» **EXTRACT TO READ**:
╭──

Typical applications won't be affected by this, since the
object is recomputed as soon as it is determined to be expired. But it's
something to be aware of.
- compute( $key, $options, $code )
- Combines the "get" and
"set" operations in a single call.
Attempts to get $key; if successful, returns the
value. Otherwise, calls $code and uses the return
value as the new value for $key, which is then
returned. Caller context (scalar or list) is respected.
$options can be undef, a scalar, or a
hash reference. If it is undef, it has no effect. If it is a scalar, it
is treated as the "expires_in"
duration and passed as the third argument to
"set". If it is a hash reference, it
may contain name/value pairs for both
"get" and
"set". e.g.
# No expiration
my $value = $cache->compute($key, undef, sub {
# compute and return value for $key here
});
# Expire in 5 minutes
my $value = $cache->compute($key, '5min', sub {
# compute and return value for $key here
});
# Expire in 5 minutes or when a particular condition occurs
my $value = $cache->compute($key,
{ expires_in => '5min', expire_if => sub { ... } },
sub {
# compute and return value for $key here
});
# List context
my @value = $cache->compute($key, '5min', sub {
...
return @some_list;
});
This method will eventually support the ability to recompute a
value in the background just before it actually expires, so that users
are not impacted by recompute time.
Note: Prior to version 0.40, the last two arguments were in
reverse order; both will be accepted for backward compatibility. We
think the coderef looks better at the end.
- remove( $key )
- Remove the data associated with the $key from the
cache.
- expire( $key )
- If $key exists, expire it by setting its expiration
time into the past. Does not necessarily remove the data. Since this
involves essentially setting the value again,
"remove" may be more efficient for some
drivers.
- is_valid( $key )
- Returns a boolean indicating whether $key exists in
the cache and has not expired. Note: Expiration may be determined
probabilistically if "expires_variance" was used.
- exists_and_is_expired( $key )
- Returns a boolean indicating whether $key exists in
the cache and has expired. Note: Expiration may be determined
probabilistically if "expires_variance" was used.
- get_expires_at( $key )
- Returns the epoch time at which $key definitively
expires. Returns undef if the key does not exist or it has no expiration
time.
- get_object( $key )
- Returns a CHI::CacheObject object containing data about the entry
associated with $key, or undef if no such key exists.
The object will be returned even if the entry has expired, as long as it
has not been removed.
These methods combine both reading and writing of a cache entry in a single
operation. The names and behaviors were adapted from memcached
<http://memcached.org/>.

╰──

» **WHAT YOU WILL DO**: Please summarize the cache method documentation above in two sentences.

» **RECORDED INFORMATION**:
╭──

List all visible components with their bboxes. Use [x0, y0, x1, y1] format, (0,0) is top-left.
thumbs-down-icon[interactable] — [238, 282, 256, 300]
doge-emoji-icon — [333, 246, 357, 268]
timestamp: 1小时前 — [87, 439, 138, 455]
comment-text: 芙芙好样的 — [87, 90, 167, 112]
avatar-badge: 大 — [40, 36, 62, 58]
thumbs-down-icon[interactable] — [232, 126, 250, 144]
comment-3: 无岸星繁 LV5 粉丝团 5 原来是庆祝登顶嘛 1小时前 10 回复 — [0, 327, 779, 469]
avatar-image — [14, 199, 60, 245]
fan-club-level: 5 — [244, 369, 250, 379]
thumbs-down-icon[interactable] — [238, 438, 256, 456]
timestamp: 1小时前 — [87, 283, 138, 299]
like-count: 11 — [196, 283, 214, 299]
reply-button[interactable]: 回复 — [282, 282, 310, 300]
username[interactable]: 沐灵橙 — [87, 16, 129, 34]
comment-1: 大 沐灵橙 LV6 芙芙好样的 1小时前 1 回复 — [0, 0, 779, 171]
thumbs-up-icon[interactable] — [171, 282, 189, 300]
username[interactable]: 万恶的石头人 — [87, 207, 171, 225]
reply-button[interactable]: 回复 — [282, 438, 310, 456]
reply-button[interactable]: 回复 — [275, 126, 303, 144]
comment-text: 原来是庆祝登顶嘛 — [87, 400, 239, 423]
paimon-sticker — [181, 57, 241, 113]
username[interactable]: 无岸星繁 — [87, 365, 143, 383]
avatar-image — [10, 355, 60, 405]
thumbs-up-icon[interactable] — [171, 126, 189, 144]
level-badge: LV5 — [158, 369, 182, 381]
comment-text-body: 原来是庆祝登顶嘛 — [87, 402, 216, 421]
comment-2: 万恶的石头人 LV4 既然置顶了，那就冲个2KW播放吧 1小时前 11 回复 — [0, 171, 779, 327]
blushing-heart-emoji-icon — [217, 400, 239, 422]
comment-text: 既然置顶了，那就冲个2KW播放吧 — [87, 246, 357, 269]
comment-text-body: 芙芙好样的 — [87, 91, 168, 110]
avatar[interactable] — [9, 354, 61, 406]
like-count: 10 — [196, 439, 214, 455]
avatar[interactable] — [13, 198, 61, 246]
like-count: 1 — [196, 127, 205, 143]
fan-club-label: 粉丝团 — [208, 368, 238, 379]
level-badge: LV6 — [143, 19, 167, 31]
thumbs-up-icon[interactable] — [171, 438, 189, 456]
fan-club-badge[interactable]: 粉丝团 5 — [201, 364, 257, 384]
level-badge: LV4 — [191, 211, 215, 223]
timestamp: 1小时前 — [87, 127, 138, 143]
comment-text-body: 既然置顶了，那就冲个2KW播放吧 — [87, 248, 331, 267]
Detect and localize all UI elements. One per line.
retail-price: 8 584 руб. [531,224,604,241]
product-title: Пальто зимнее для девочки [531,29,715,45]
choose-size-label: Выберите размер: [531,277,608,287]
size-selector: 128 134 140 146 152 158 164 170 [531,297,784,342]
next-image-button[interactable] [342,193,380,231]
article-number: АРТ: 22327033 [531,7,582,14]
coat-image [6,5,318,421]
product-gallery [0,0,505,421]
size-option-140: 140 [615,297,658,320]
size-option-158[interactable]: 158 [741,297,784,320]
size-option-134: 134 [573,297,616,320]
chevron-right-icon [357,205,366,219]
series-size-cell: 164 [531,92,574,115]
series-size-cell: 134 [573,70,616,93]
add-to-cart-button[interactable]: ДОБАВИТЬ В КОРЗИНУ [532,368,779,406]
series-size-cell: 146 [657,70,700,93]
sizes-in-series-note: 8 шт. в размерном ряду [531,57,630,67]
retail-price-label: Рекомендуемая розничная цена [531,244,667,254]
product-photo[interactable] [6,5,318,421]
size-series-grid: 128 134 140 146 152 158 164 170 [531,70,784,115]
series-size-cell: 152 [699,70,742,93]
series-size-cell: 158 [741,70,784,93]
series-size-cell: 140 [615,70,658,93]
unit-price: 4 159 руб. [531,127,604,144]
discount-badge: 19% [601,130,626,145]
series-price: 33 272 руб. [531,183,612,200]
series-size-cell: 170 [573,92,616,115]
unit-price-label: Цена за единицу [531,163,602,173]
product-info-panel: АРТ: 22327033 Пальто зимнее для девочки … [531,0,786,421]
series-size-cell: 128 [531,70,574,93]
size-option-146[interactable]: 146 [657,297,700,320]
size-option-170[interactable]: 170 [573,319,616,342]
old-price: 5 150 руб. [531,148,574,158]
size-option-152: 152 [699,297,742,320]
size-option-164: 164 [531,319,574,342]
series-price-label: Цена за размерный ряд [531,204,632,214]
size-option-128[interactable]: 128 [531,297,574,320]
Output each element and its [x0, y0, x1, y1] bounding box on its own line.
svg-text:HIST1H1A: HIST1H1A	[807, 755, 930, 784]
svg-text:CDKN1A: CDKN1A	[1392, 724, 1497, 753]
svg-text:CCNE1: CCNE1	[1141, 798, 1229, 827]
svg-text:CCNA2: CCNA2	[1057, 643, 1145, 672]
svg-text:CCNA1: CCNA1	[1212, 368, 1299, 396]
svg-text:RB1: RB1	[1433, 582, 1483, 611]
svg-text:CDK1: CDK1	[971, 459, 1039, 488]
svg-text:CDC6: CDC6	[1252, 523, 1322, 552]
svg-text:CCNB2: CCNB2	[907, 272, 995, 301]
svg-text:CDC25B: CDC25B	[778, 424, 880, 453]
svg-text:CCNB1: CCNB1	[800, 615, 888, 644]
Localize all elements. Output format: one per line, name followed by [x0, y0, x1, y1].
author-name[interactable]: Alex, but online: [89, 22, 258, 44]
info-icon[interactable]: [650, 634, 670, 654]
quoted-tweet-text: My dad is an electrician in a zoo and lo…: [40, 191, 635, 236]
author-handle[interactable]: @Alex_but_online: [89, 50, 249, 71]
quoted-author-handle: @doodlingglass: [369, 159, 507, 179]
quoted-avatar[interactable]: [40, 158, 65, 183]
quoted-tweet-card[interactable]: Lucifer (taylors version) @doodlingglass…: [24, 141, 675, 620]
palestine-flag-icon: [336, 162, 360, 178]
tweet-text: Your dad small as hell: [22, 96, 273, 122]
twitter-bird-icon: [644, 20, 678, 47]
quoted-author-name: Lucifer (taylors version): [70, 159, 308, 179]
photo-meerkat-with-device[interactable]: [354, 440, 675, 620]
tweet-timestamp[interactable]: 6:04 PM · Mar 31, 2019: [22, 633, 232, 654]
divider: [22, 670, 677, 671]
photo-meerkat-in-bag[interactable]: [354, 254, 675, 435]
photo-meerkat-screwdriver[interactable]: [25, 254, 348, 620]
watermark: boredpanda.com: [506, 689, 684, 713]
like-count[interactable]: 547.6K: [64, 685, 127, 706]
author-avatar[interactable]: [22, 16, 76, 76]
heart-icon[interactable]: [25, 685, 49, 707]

╰──

» **COMPLETED EXERCISE**: The compute method combines "get" and "set" in one call: it tries to get the key and returns the value if it succeeds, and otherwise calls the given code and stores and returns its result, with options given as undef, a scalar expiration duration, or a hash reference. Other methods remove a key's data, expire a key by setting its expiration time into the past, report whether a key is valid or exists and has expired, return the epoch time at which a key definitively expires, and return a CHI::CacheObject for an entry even if it has expired.